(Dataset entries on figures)
'''

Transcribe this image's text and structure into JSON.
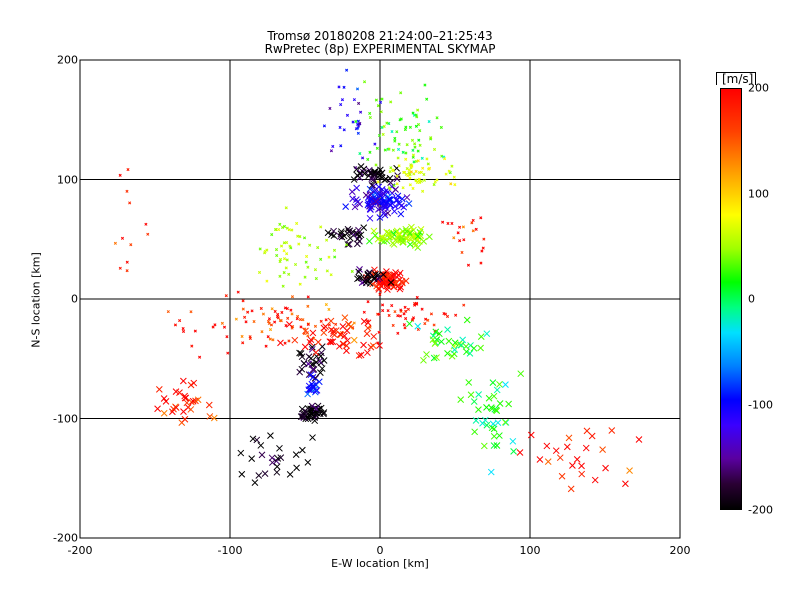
{
  "chart_data": {
    "type": "scatter",
    "title": "Tromsø 20180208 21:24:00–21:25:43",
    "subtitle": "RwPretec (8p) EXPERIMENTAL SKYMAP",
    "xlabel": "E-W location [km]",
    "ylabel": "N-S location [km]",
    "xlim": [
      -200,
      200
    ],
    "ylim": [
      -200,
      200
    ],
    "x_ticks": [
      -200,
      -100,
      0,
      100,
      200
    ],
    "y_ticks": [
      -200,
      -100,
      0,
      100,
      200
    ],
    "grid": "lines at ±100 and 0 km",
    "colorbar": {
      "unit_label": "[m/s]",
      "range": [
        -200,
        200
      ],
      "ticks": [
        200,
        100,
        0,
        -100,
        -200
      ],
      "colormap": "black-purple-blue-cyan-green-yellow-red"
    },
    "marker_legend": "x = large marker, dot/cross = small marker",
    "clusters": [
      {
        "center": [
          0,
          82
        ],
        "spread": [
          14,
          10
        ],
        "count": 90,
        "velocity": -120,
        "marker": "x"
      },
      {
        "center": [
          -3,
          103
        ],
        "spread": [
          12,
          6
        ],
        "count": 40,
        "velocity": -200,
        "marker": "x"
      },
      {
        "center": [
          18,
          52
        ],
        "spread": [
          18,
          6
        ],
        "count": 70,
        "velocity": 40,
        "marker": "x"
      },
      {
        "center": [
          -18,
          52
        ],
        "spread": [
          12,
          6
        ],
        "count": 30,
        "velocity": -200,
        "marker": "x"
      },
      {
        "center": [
          5,
          14
        ],
        "spread": [
          10,
          7
        ],
        "count": 60,
        "velocity": 200,
        "marker": "x"
      },
      {
        "center": [
          -10,
          18
        ],
        "spread": [
          12,
          6
        ],
        "count": 25,
        "velocity": -200,
        "marker": "x"
      },
      {
        "center": [
          -45,
          -95
        ],
        "spread": [
          7,
          6
        ],
        "count": 45,
        "velocity": -200,
        "marker": "x"
      },
      {
        "center": [
          -45,
          -55
        ],
        "spread": [
          8,
          12
        ],
        "count": 30,
        "velocity": -190,
        "marker": "x"
      },
      {
        "center": [
          -45,
          -75
        ],
        "spread": [
          4,
          8
        ],
        "count": 20,
        "velocity": -100,
        "marker": "x"
      },
      {
        "center": [
          -60,
          -15
        ],
        "spread": [
          30,
          15
        ],
        "count": 60,
        "velocity": 180,
        "marker": "dot"
      },
      {
        "center": [
          -30,
          -30
        ],
        "spread": [
          25,
          15
        ],
        "count": 50,
        "velocity": 200,
        "marker": "x"
      },
      {
        "center": [
          20,
          -15
        ],
        "spread": [
          25,
          15
        ],
        "count": 50,
        "velocity": 200,
        "marker": "dot"
      },
      {
        "center": [
          15,
          140
        ],
        "spread": [
          25,
          30
        ],
        "count": 70,
        "velocity": 20,
        "marker": "dot"
      },
      {
        "center": [
          -20,
          150
        ],
        "spread": [
          15,
          30
        ],
        "count": 30,
        "velocity": -120,
        "marker": "dot"
      },
      {
        "center": [
          25,
          105
        ],
        "spread": [
          20,
          12
        ],
        "count": 60,
        "velocity": 80,
        "marker": "dot"
      },
      {
        "center": [
          -55,
          40
        ],
        "spread": [
          25,
          25
        ],
        "count": 60,
        "velocity": 60,
        "marker": "dot"
      },
      {
        "center": [
          75,
          -100
        ],
        "spread": [
          15,
          35
        ],
        "count": 40,
        "velocity": 0,
        "marker": "x"
      },
      {
        "center": [
          45,
          -40
        ],
        "spread": [
          20,
          15
        ],
        "count": 35,
        "velocity": 10,
        "marker": "x"
      },
      {
        "center": [
          -130,
          -90
        ],
        "spread": [
          18,
          15
        ],
        "count": 30,
        "velocity": 200,
        "marker": "x"
      },
      {
        "center": [
          -70,
          -140
        ],
        "spread": [
          25,
          20
        ],
        "count": 25,
        "velocity": -200,
        "marker": "x"
      },
      {
        "center": [
          -100,
          -20
        ],
        "spread": [
          30,
          25
        ],
        "count": 25,
        "velocity": 200,
        "marker": "dot"
      },
      {
        "center": [
          130,
          -130
        ],
        "spread": [
          30,
          25
        ],
        "count": 25,
        "velocity": 200,
        "marker": "x"
      },
      {
        "center": [
          60,
          50
        ],
        "spread": [
          15,
          20
        ],
        "count": 20,
        "velocity": 200,
        "marker": "dot"
      },
      {
        "center": [
          -170,
          50
        ],
        "spread": [
          15,
          60
        ],
        "count": 12,
        "velocity": 200,
        "marker": "dot"
      }
    ]
  }
}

'''

» **WHAT TO DO**
Tally the lines in the records above that contain the word "location", and give only that number.

» **RESPONSE TO THE EXERCISE**
2